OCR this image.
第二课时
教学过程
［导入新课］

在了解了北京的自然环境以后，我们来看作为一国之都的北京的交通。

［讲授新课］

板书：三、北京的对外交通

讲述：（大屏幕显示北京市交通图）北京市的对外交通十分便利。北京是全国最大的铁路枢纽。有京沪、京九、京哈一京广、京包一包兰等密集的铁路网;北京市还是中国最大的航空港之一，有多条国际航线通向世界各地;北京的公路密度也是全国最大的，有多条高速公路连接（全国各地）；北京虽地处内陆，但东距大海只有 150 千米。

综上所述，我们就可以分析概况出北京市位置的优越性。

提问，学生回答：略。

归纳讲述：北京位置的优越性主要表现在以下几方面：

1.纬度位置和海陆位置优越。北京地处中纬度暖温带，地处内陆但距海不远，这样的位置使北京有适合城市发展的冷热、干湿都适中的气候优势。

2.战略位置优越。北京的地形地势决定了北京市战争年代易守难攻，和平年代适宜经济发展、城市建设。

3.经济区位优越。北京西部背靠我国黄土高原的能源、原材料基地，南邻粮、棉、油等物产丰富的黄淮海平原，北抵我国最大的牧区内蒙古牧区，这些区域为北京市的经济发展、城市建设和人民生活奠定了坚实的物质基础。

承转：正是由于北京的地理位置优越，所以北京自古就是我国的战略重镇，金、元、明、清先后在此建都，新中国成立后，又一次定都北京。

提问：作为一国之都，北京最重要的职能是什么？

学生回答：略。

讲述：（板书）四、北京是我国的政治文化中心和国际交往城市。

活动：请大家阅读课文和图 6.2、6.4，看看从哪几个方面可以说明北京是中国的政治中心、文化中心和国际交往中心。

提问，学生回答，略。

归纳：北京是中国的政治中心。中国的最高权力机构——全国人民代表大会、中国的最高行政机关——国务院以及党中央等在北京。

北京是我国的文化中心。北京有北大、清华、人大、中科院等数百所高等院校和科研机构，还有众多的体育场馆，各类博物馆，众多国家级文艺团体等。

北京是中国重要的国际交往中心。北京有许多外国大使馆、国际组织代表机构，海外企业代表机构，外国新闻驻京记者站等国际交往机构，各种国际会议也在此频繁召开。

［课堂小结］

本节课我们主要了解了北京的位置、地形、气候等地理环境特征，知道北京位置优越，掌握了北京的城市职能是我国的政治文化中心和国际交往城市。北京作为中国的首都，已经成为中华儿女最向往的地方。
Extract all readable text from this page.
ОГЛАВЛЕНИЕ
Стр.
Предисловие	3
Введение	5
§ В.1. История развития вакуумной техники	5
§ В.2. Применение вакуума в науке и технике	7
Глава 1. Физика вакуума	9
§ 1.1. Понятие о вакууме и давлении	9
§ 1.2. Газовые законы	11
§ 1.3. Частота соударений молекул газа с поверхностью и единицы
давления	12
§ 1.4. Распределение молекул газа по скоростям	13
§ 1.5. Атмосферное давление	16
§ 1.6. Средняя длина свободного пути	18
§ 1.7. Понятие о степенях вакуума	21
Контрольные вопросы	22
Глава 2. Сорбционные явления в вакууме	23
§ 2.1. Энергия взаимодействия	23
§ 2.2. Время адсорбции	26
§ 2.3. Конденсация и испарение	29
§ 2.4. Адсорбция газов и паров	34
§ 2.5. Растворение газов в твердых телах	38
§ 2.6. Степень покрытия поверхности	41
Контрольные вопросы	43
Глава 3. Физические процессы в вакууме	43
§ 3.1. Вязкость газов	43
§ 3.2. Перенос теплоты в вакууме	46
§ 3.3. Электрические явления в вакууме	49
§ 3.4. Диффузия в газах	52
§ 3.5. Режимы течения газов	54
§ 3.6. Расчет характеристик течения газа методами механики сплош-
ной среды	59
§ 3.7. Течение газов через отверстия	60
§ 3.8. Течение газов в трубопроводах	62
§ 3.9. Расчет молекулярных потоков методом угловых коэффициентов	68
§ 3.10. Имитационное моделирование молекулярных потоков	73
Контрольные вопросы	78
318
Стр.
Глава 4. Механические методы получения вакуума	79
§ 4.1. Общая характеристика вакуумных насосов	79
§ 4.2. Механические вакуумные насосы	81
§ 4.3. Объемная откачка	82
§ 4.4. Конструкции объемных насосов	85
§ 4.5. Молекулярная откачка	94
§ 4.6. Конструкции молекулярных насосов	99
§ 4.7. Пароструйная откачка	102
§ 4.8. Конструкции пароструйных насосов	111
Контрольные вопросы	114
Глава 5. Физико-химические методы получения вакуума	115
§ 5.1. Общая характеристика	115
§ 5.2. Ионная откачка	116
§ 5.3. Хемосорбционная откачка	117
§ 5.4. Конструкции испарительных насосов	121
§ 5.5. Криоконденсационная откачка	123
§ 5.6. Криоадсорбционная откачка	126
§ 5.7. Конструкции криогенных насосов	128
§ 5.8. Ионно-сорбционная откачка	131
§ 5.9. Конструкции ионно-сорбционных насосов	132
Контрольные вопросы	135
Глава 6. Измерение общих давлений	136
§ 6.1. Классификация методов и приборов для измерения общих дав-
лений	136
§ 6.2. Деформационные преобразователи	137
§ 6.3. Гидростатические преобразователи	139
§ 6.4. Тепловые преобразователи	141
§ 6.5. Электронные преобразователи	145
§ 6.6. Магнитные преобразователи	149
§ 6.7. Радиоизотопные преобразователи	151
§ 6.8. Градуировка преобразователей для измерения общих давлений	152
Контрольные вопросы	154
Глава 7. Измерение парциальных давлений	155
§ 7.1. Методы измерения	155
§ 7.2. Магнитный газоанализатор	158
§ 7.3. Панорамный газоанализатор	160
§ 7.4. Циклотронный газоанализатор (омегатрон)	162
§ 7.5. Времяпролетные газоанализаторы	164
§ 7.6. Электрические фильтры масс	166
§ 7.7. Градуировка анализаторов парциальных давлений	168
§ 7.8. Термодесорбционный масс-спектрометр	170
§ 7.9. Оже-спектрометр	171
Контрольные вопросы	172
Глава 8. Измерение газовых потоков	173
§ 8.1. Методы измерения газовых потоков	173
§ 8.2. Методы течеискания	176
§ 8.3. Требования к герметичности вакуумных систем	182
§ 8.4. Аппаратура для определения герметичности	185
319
::::::
* **What is being asked**: Report how many lines above hold the string "вакуумных", giving nothing but the number.

* **Task output**: 2